Aim of the exercise: Scan the material and copy every line in which "отбора" appears.

Saved data entries:
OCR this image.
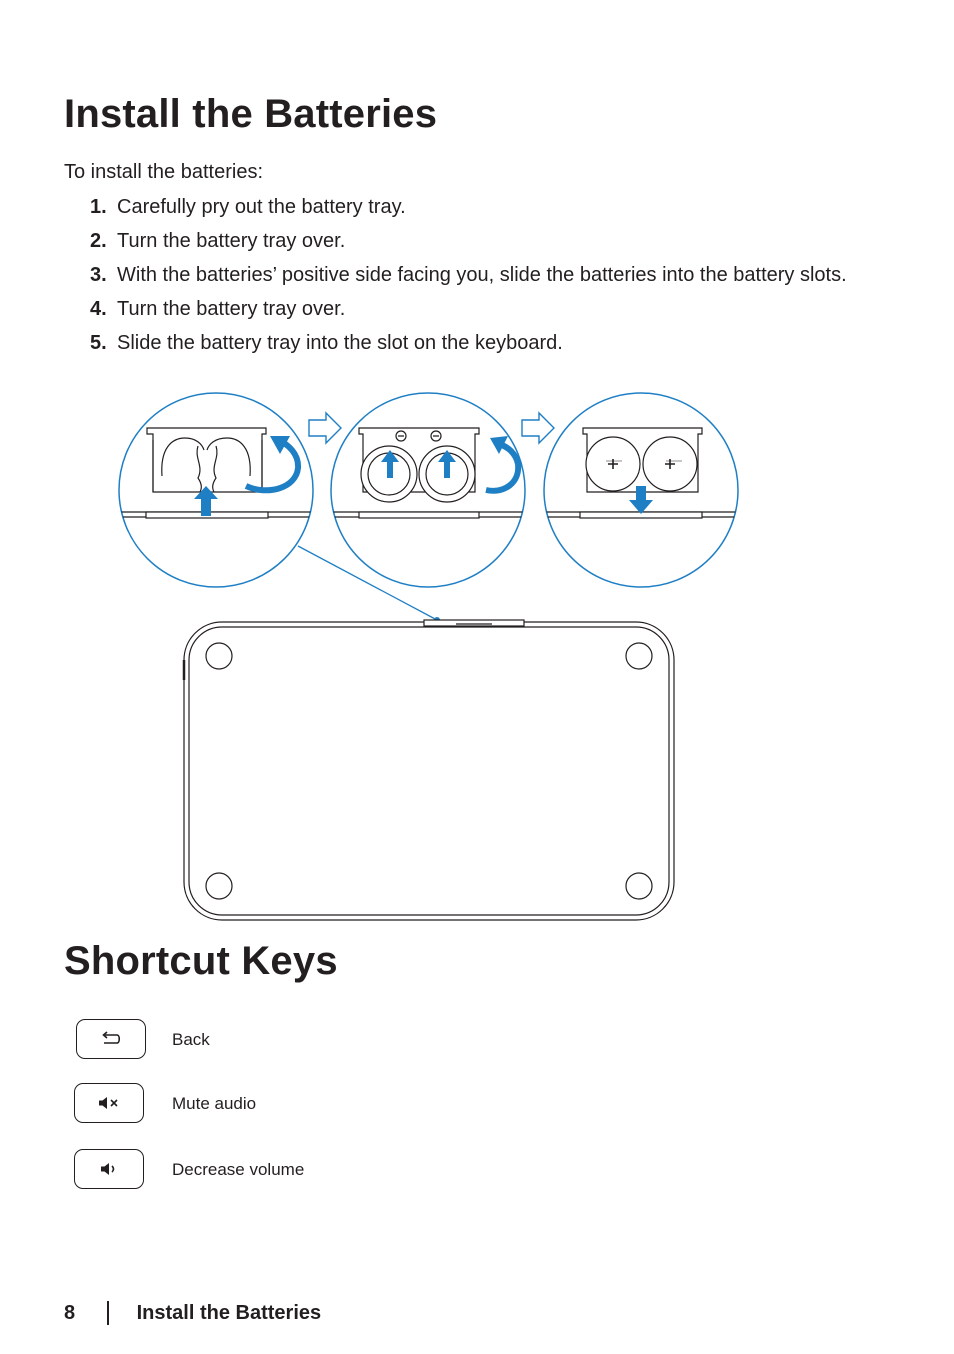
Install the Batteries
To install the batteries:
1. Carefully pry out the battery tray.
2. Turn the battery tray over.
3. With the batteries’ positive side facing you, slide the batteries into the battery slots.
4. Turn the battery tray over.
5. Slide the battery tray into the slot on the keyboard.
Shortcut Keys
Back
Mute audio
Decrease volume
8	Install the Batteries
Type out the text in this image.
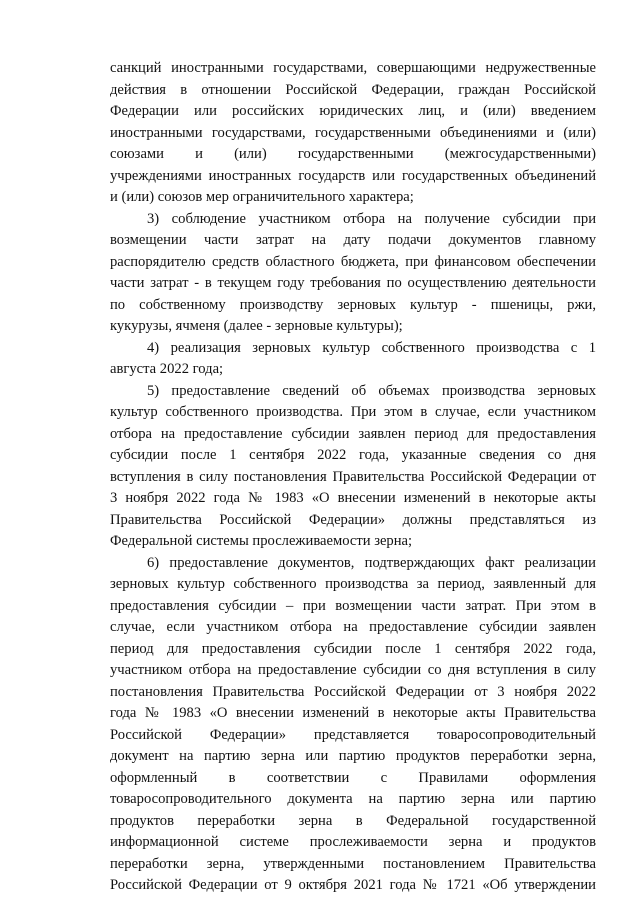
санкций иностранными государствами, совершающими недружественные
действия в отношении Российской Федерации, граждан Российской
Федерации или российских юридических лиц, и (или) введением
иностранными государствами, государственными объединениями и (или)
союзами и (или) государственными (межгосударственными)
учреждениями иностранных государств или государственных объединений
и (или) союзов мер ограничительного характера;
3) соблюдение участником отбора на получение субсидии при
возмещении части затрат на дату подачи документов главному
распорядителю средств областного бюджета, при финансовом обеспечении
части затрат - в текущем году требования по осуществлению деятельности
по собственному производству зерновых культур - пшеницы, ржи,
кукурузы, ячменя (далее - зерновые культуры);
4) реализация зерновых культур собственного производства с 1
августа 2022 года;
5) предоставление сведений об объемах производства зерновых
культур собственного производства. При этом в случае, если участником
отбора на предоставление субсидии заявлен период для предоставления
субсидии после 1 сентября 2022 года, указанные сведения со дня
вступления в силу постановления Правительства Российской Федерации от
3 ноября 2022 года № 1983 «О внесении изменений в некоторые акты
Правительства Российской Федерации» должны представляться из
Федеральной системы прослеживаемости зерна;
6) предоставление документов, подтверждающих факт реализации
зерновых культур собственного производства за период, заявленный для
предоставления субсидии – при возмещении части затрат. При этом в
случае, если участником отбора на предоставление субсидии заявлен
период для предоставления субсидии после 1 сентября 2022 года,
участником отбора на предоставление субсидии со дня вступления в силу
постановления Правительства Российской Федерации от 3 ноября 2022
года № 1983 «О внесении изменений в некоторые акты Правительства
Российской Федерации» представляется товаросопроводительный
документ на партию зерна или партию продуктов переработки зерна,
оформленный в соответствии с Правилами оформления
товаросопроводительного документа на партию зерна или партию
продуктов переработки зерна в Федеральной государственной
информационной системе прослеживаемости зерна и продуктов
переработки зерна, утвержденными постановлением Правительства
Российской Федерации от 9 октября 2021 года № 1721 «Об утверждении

* * *

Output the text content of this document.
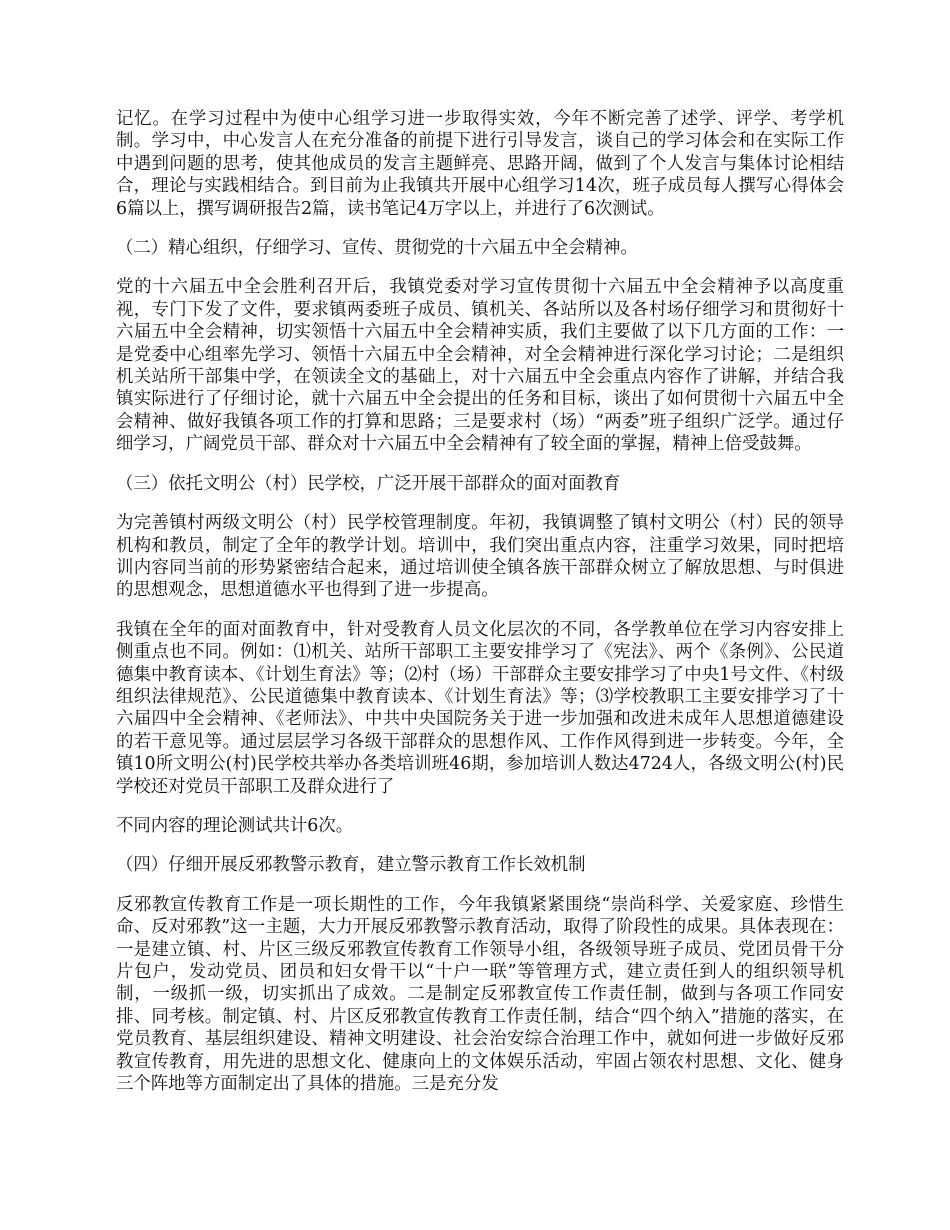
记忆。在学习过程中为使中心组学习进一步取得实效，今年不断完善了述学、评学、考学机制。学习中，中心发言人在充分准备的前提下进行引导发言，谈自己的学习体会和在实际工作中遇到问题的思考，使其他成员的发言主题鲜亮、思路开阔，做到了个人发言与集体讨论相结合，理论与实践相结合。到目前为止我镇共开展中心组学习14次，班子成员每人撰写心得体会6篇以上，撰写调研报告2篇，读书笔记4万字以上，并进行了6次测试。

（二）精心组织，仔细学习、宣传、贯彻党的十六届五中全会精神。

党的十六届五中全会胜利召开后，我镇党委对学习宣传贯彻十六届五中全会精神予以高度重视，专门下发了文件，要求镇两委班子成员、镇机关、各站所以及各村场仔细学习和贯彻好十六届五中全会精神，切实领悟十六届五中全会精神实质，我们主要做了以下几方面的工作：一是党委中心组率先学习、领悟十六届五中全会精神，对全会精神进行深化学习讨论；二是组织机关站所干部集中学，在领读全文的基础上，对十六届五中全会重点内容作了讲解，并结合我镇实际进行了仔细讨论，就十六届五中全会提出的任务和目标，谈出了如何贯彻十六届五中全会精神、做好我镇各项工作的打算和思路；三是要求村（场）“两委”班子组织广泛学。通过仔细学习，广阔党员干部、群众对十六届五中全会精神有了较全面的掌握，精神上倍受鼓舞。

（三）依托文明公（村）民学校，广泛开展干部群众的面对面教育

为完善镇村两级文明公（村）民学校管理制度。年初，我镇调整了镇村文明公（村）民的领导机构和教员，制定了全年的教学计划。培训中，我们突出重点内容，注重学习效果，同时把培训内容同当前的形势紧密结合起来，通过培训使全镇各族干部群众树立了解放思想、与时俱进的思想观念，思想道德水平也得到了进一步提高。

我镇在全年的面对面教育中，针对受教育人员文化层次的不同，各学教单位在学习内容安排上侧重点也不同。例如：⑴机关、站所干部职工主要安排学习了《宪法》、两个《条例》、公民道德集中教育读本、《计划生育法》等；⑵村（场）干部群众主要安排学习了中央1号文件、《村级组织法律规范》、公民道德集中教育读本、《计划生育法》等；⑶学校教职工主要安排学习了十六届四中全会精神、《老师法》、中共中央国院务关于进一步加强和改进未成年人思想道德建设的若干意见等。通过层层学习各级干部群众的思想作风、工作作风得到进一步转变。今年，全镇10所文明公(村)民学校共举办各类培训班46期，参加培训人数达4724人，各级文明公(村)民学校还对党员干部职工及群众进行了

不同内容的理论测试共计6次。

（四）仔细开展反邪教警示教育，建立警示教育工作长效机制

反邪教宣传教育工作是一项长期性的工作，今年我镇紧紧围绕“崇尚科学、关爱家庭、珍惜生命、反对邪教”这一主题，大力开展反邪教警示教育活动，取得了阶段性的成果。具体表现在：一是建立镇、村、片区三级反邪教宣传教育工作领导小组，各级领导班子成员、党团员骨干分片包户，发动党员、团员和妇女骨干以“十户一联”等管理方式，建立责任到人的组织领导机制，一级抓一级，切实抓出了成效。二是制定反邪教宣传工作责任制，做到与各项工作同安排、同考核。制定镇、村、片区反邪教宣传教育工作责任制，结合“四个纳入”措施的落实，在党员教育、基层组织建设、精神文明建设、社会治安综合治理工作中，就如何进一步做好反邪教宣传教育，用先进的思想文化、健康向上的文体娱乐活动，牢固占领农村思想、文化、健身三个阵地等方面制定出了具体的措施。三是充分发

Problem solution:
3) соблюдение участником отбора на получение субсидии при
отбора на предоставление субсидии заявлен период для предоставления
случае, если участником отбора на предоставление субсидии заявлен
участником отбора на предоставление субсидии со дня вступления в силу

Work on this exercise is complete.